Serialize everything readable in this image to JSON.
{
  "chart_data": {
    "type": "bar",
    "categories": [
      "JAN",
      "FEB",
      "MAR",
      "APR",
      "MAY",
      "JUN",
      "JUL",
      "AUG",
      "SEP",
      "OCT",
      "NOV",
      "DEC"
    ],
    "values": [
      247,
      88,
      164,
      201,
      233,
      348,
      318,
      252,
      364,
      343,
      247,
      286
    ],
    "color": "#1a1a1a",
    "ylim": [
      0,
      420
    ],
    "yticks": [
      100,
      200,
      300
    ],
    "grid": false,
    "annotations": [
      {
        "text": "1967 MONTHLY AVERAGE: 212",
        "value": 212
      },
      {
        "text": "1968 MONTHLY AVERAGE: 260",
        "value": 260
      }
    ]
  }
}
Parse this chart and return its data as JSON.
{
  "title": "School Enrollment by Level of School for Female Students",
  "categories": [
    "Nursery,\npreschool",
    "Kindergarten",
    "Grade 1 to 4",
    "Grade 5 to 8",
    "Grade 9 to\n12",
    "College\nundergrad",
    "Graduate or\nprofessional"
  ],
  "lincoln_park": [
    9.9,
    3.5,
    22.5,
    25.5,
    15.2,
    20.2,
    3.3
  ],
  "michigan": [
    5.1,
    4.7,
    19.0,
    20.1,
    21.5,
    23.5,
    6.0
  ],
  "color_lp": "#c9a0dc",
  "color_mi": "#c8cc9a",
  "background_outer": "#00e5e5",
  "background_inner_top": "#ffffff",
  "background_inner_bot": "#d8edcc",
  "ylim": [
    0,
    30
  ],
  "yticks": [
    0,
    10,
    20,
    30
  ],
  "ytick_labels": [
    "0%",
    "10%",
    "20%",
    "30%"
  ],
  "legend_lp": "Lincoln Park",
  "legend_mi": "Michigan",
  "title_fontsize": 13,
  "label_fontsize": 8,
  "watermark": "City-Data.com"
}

- WHAT YOU HAVE TO DO: Output the full listing without altering anything.

- THE OUTPUT:
Serialize everything readable in this image to JSON.
{
  "chart_data": {
    "type": "bar",
    "categories": [
      "JAN",
      "FEB",
      "MAR",
      "APR",
      "MAY",
      "JUN",
      "JUL",
      "AUG",
      "SEP",
      "OCT",
      "NOV",
      "DEC"
    ],
    "values": [
      247,
      88,
      164,
      201,
      233,
      348,
      318,
      252,
      364,
      343,
      247,
      286
    ],
    "color": "#1a1a1a",
    "ylim": [
      0,
      420
    ],
    "yticks": [
      100,
      200,
      300
    ],
    "grid": false,
    "annotations": [
      {
        "text": "1967 MONTHLY AVERAGE: 212",
        "value": 212
      },
      {
        "text": "1968 MONTHLY AVERAGE: 260",
        "value": 260
      }
    ]
  }
}
Parse this chart and return its data as JSON.
{
  "title": "School Enrollment by Level of School for Female Students",
  "categories": [
    "Nursery,\npreschool",
    "Kindergarten",
    "Grade 1 to 4",
    "Grade 5 to 8",
    "Grade 9 to\n12",
    "College\nundergrad",
    "Graduate or\nprofessional"
  ],
  "lincoln_park": [
    9.9,
    3.5,
    22.5,
    25.5,
    15.2,
    20.2,
    3.3
  ],
  "michigan": [
    5.1,
    4.7,
    19.0,
    20.1,
    21.5,
    23.5,
    6.0
  ],
  "color_lp": "#c9a0dc",
  "color_mi": "#c8cc9a",
  "background_outer": "#00e5e5",
  "background_inner_top": "#ffffff",
  "background_inner_bot": "#d8edcc",
  "ylim": [
    0,
    30
  ],
  "yticks": [
    0,
    10,
    20,
    30
  ],
  "ytick_labels": [
    "0%",
    "10%",
    "20%",
    "30%"
  ],
  "legend_lp": "Lincoln Park",
  "legend_mi": "Michigan",
  "title_fontsize": 13,
  "label_fontsize": 8,
  "watermark": "City-Data.com"
}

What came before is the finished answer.